◆ REQUIREMENTS ◆
Where a line of the material contains the string "prefix", copy that line.

** START **

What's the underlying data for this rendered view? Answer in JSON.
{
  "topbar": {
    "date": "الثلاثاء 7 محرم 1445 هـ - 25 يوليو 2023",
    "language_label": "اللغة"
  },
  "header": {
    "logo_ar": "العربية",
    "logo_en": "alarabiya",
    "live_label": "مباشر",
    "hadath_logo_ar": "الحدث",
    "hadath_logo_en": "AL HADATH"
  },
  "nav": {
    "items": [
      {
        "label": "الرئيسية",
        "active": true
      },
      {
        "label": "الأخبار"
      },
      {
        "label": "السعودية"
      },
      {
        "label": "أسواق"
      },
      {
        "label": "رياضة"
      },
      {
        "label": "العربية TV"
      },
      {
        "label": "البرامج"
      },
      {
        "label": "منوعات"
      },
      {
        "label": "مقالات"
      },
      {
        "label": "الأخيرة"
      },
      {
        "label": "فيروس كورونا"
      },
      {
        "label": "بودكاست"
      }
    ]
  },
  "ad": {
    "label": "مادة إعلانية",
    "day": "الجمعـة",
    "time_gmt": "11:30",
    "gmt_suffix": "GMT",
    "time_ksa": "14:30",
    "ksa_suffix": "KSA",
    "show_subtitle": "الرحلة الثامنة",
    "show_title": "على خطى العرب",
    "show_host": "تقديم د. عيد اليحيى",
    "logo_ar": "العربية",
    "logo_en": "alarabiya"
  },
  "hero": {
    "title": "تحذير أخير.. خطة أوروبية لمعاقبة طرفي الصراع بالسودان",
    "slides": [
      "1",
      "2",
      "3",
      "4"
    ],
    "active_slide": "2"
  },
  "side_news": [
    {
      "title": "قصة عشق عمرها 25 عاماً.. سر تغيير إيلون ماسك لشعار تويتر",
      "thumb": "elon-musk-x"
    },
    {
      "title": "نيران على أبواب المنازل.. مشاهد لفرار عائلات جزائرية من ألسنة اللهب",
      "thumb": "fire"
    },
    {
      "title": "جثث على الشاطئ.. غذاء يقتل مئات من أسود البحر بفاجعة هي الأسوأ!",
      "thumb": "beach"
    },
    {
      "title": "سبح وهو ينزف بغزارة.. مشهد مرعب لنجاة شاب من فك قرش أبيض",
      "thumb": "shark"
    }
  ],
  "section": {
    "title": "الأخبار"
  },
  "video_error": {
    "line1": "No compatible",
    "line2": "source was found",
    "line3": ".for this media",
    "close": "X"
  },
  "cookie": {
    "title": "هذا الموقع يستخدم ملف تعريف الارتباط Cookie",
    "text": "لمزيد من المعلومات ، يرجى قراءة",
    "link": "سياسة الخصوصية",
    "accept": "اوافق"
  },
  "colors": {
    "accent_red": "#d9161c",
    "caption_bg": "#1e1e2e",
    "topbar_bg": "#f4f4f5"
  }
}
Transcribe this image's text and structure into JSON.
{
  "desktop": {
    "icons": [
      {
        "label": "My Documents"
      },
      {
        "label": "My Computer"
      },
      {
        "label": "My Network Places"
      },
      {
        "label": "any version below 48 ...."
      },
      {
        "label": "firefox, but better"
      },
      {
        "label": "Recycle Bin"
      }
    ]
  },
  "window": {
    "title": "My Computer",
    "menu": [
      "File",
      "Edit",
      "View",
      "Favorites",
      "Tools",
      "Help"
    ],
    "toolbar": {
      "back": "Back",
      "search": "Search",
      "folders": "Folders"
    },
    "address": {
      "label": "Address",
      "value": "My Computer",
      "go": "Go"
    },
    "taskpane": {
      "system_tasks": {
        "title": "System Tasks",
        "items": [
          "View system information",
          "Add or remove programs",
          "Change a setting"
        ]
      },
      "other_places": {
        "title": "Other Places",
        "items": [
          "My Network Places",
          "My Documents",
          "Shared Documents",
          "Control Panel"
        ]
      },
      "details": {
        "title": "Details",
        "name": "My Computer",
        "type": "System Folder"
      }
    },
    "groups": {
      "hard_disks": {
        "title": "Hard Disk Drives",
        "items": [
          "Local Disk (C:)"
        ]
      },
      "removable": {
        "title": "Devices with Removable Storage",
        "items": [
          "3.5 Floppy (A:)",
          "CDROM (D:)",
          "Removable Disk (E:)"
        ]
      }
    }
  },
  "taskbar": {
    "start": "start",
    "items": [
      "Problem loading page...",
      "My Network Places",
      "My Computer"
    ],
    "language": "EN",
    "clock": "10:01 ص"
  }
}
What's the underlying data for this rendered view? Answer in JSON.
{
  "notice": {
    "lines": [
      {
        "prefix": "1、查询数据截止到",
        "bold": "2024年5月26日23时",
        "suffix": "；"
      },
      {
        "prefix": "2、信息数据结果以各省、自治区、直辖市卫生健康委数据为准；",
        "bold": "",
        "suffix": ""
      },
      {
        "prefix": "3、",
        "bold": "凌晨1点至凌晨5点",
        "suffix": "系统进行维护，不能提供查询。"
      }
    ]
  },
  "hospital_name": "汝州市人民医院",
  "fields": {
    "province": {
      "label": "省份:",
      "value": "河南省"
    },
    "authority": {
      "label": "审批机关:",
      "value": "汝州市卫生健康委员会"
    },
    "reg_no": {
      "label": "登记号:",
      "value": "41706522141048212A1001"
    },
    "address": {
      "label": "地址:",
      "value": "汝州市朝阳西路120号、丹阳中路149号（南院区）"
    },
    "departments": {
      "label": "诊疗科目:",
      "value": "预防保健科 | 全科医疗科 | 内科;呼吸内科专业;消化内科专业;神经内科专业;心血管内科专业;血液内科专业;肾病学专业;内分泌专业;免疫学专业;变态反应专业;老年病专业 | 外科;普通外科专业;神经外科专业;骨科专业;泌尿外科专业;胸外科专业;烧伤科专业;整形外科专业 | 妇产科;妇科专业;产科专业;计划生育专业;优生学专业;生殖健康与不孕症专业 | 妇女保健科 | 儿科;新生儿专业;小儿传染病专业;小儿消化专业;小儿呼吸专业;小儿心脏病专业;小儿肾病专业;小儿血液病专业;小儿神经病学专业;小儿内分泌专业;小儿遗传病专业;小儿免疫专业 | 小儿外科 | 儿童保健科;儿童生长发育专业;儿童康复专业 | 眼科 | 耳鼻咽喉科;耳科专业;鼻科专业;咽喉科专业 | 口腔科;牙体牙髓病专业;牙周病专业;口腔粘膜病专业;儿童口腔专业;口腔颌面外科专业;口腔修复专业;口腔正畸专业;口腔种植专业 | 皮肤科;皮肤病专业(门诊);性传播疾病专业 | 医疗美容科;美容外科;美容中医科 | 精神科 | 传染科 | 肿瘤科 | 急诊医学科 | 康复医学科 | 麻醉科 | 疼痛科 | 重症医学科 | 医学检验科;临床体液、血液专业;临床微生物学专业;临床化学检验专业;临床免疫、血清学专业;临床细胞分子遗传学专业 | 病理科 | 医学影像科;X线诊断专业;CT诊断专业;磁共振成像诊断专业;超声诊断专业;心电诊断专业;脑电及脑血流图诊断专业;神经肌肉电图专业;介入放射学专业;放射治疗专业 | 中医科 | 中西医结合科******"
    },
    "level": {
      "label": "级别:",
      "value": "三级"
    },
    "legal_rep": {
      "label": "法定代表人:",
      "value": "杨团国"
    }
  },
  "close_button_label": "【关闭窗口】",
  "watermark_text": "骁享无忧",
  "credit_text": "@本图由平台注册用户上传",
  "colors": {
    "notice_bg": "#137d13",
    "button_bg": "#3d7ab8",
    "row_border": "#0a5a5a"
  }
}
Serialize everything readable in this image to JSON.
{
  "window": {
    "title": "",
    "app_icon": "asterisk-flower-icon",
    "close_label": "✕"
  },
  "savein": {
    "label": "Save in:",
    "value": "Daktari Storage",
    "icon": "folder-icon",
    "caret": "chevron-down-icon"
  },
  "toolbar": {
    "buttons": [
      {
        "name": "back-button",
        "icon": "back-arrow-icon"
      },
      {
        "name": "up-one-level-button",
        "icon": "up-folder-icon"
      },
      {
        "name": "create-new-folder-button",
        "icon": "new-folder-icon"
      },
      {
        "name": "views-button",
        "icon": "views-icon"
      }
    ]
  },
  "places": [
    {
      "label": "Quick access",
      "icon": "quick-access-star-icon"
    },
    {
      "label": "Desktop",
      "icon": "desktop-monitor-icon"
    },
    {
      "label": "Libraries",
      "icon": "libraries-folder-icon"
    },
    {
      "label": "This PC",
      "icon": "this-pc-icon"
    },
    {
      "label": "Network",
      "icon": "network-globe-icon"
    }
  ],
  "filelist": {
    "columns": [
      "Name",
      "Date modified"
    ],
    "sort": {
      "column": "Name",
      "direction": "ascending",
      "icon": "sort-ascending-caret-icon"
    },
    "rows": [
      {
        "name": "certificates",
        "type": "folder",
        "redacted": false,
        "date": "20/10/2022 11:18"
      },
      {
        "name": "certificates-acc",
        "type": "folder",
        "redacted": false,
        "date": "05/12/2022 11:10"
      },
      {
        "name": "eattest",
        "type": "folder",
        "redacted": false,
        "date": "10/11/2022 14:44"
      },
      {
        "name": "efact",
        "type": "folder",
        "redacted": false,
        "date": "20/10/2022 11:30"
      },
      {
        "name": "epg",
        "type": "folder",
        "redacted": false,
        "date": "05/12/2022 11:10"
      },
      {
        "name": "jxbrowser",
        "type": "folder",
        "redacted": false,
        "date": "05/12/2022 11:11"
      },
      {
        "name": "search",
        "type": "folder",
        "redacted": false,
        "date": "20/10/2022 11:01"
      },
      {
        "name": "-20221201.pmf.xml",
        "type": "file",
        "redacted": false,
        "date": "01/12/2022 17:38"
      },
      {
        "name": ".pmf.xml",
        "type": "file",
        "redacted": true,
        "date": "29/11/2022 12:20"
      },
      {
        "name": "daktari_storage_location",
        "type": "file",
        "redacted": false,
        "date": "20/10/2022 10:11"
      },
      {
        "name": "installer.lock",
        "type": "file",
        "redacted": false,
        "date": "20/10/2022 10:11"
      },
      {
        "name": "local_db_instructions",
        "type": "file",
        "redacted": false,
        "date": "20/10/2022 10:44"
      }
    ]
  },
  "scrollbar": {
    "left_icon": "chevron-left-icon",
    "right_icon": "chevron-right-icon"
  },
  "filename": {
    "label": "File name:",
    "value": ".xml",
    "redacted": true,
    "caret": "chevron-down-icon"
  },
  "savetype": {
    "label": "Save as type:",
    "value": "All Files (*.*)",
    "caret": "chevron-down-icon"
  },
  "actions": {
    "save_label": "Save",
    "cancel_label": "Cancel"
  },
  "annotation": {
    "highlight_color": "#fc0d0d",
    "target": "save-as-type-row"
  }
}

** END **

◆ WRITTEN ANSWER ◆
        "prefix": "1、查询数据截止到",
        "prefix": "2、信息数据结果以各省、自治区、直辖市卫生健康委数据为准；",
        "prefix": "3、",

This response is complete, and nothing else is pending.